■ **Given exercise**
Retype each record shown below, leaving every character as it is.
===== The input
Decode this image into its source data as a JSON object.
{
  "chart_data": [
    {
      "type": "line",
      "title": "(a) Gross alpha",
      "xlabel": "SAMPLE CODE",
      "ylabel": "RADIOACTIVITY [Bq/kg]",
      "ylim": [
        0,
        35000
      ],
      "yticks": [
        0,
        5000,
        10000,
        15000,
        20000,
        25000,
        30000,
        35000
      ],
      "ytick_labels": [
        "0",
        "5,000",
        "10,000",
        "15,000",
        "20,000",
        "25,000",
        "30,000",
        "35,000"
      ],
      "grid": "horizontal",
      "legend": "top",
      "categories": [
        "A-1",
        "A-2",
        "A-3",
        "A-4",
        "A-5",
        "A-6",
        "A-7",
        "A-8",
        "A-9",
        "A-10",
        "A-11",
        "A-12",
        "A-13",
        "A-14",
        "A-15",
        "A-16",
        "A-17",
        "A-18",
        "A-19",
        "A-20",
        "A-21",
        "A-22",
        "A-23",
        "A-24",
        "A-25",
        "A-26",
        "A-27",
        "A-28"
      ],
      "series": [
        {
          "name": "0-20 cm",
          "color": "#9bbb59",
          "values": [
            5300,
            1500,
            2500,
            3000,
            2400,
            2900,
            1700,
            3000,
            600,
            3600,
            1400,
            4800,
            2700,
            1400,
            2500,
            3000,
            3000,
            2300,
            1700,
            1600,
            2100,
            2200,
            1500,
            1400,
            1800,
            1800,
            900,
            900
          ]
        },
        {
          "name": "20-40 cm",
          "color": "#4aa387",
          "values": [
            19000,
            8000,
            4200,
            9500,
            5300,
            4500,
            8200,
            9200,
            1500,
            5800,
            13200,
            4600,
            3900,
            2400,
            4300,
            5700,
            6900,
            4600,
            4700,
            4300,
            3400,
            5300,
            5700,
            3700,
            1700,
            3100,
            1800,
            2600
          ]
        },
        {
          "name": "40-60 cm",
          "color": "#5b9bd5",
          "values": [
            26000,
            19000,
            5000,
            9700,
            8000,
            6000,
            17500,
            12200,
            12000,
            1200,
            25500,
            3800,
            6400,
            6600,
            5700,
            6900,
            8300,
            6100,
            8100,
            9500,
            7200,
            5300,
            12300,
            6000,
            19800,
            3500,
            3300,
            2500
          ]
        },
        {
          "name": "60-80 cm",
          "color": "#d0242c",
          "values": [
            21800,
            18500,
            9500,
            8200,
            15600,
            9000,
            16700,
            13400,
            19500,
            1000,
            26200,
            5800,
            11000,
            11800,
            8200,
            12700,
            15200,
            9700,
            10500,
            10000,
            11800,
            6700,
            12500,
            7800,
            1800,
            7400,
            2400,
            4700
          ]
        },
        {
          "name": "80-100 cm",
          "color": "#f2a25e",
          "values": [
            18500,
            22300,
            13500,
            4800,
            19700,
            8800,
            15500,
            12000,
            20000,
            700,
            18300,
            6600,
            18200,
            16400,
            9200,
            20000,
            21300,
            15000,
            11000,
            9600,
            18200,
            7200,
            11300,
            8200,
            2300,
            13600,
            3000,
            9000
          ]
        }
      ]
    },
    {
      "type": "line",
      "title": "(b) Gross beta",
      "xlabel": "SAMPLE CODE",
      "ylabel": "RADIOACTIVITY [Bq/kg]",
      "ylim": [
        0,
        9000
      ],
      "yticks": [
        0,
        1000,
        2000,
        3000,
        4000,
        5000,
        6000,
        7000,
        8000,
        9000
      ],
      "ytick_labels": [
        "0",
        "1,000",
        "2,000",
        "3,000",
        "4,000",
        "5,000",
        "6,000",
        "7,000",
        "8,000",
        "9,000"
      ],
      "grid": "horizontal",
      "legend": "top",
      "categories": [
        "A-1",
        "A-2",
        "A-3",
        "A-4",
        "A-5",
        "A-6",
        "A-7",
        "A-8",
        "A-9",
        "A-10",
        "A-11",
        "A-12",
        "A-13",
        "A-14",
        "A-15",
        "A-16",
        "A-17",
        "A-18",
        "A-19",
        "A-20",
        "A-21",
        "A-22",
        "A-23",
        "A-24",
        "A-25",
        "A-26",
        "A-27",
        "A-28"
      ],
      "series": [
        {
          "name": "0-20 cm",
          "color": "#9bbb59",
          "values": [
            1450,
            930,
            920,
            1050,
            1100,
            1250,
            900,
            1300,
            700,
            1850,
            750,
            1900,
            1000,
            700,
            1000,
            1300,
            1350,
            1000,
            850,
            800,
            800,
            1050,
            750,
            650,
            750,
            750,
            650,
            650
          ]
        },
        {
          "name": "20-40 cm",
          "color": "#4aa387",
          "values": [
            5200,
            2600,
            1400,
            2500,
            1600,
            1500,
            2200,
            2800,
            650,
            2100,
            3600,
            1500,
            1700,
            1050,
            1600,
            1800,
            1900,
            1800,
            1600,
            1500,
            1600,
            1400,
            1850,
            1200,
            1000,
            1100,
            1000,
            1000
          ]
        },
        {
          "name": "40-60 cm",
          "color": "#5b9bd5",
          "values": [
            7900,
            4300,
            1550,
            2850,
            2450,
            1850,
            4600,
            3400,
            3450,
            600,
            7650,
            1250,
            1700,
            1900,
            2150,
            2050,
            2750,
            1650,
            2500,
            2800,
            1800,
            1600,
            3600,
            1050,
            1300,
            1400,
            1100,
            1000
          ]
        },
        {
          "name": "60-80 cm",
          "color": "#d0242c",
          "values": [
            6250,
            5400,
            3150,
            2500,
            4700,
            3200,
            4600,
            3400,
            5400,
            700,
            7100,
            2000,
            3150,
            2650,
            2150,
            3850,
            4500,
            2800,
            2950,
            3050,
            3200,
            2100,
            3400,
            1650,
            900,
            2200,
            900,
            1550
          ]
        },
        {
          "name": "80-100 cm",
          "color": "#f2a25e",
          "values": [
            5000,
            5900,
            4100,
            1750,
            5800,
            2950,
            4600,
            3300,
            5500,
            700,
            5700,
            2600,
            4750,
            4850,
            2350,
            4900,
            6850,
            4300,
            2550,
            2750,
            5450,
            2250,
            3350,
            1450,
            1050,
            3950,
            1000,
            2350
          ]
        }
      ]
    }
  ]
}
==========
■ **Completed exercise**
Decode this image into its source data as a JSON object.
{
  "chart_data": [
    {
      "type": "line",
      "title": "(a) Gross alpha",
      "xlabel": "SAMPLE CODE",
      "ylabel": "RADIOACTIVITY [Bq/kg]",
      "ylim": [
        0,
        35000
      ],
      "yticks": [
        0,
        5000,
        10000,
        15000,
        20000,
        25000,
        30000,
        35000
      ],
      "ytick_labels": [
        "0",
        "5,000",
        "10,000",
        "15,000",
        "20,000",
        "25,000",
        "30,000",
        "35,000"
      ],
      "grid": "horizontal",
      "legend": "top",
      "categories": [
        "A-1",
        "A-2",
        "A-3",
        "A-4",
        "A-5",
        "A-6",
        "A-7",
        "A-8",
        "A-9",
        "A-10",
        "A-11",
        "A-12",
        "A-13",
        "A-14",
        "A-15",
        "A-16",
        "A-17",
        "A-18",
        "A-19",
        "A-20",
        "A-21",
        "A-22",
        "A-23",
        "A-24",
        "A-25",
        "A-26",
        "A-27",
        "A-28"
      ],
      "series": [
        {
          "name": "0-20 cm",
          "color": "#9bbb59",
          "values": [
            5300,
            1500,
            2500,
            3000,
            2400,
            2900,
            1700,
            3000,
            600,
            3600,
            1400,
            4800,
            2700,
            1400,
            2500,
            3000,
            3000,
            2300,
            1700,
            1600,
            2100,
            2200,
            1500,
            1400,
            1800,
            1800,
            900,
            900
          ]
        },
        {
          "name": "20-40 cm",
          "color": "#4aa387",
          "values": [
            19000,
            8000,
            4200,
            9500,
            5300,
            4500,
            8200,
            9200,
            1500,
            5800,
            13200,
            4600,
            3900,
            2400,
            4300,
            5700,
            6900,
            4600,
            4700,
            4300,
            3400,
            5300,
            5700,
            3700,
            1700,
            3100,
            1800,
            2600
          ]
        },
        {
          "name": "40-60 cm",
          "color": "#5b9bd5",
          "values": [
            26000,
            19000,
            5000,
            9700,
            8000,
            6000,
            17500,
            12200,
            12000,
            1200,
            25500,
            3800,
            6400,
            6600,
            5700,
            6900,
            8300,
            6100,
            8100,
            9500,
            7200,
            5300,
            12300,
            6000,
            19800,
            3500,
            3300,
            2500
          ]
        },
        {
          "name": "60-80 cm",
          "color": "#d0242c",
          "values": [
            21800,
            18500,
            9500,
            8200,
            15600,
            9000,
            16700,
            13400,
            19500,
            1000,
            26200,
            5800,
            11000,
            11800,
            8200,
            12700,
            15200,
            9700,
            10500,
            10000,
            11800,
            6700,
            12500,
            7800,
            1800,
            7400,
            2400,
            4700
          ]
        },
        {
          "name": "80-100 cm",
          "color": "#f2a25e",
          "values": [
            18500,
            22300,
            13500,
            4800,
            19700,
            8800,
            15500,
            12000,
            20000,
            700,
            18300,
            6600,
            18200,
            16400,
            9200,
            20000,
            21300,
            15000,
            11000,
            9600,
            18200,
            7200,
            11300,
            8200,
            2300,
            13600,
            3000,
            9000
          ]
        }
      ]
    },
    {
      "type": "line",
      "title": "(b) Gross beta",
      "xlabel": "SAMPLE CODE",
      "ylabel": "RADIOACTIVITY [Bq/kg]",
      "ylim": [
        0,
        9000
      ],
      "yticks": [
        0,
        1000,
        2000,
        3000,
        4000,
        5000,
        6000,
        7000,
        8000,
        9000
      ],
      "ytick_labels": [
        "0",
        "1,000",
        "2,000",
        "3,000",
        "4,000",
        "5,000",
        "6,000",
        "7,000",
        "8,000",
        "9,000"
      ],
      "grid": "horizontal",
      "legend": "top",
      "categories": [
        "A-1",
        "A-2",
        "A-3",
        "A-4",
        "A-5",
        "A-6",
        "A-7",
        "A-8",
        "A-9",
        "A-10",
        "A-11",
        "A-12",
        "A-13",
        "A-14",
        "A-15",
        "A-16",
        "A-17",
        "A-18",
        "A-19",
        "A-20",
        "A-21",
        "A-22",
        "A-23",
        "A-24",
        "A-25",
        "A-26",
        "A-27",
        "A-28"
      ],
      "series": [
        {
          "name": "0-20 cm",
          "color": "#9bbb59",
          "values": [
            1450,
            930,
            920,
            1050,
            1100,
            1250,
            900,
            1300,
            700,
            1850,
            750,
            1900,
            1000,
            700,
            1000,
            1300,
            1350,
            1000,
            850,
            800,
            800,
            1050,
            750,
            650,
            750,
            750,
            650,
            650
          ]
        },
        {
          "name": "20-40 cm",
          "color": "#4aa387",
          "values": [
            5200,
            2600,
            1400,
            2500,
            1600,
            1500,
            2200,
            2800,
            650,
            2100,
            3600,
            1500,
            1700,
            1050,
            1600,
            1800,
            1900,
            1800,
            1600,
            1500,
            1600,
            1400,
            1850,
            1200,
            1000,
            1100,
            1000,
            1000
          ]
        },
        {
          "name": "40-60 cm",
          "color": "#5b9bd5",
          "values": [
            7900,
            4300,
            1550,
            2850,
            2450,
            1850,
            4600,
            3400,
            3450,
            600,
            7650,
            1250,
            1700,
            1900,
            2150,
            2050,
            2750,
            1650,
            2500,
            2800,
            1800,
            1600,
            3600,
            1050,
            1300,
            1400,
            1100,
            1000
          ]
        },
        {
          "name": "60-80 cm",
          "color": "#d0242c",
          "values": [
            6250,
            5400,
            3150,
            2500,
            4700,
            3200,
            4600,
            3400,
            5400,
            700,
            7100,
            2000,
            3150,
            2650,
            2150,
            3850,
            4500,
            2800,
            2950,
            3050,
            3200,
            2100,
            3400,
            1650,
            900,
            2200,
            900,
            1550
          ]
        },
        {
          "name": "80-100 cm",
          "color": "#f2a25e",
          "values": [
            5000,
            5900,
            4100,
            1750,
            5800,
            2950,
            4600,
            3300,
            5500,
            700,
            5700,
            2600,
            4750,
            4850,
            2350,
            4900,
            6850,
            4300,
            2550,
            2750,
            5450,
            2250,
            3350,
            1450,
            1050,
            3950,
            1000,
            2350
          ]
        }
      ]
    }
  ]
}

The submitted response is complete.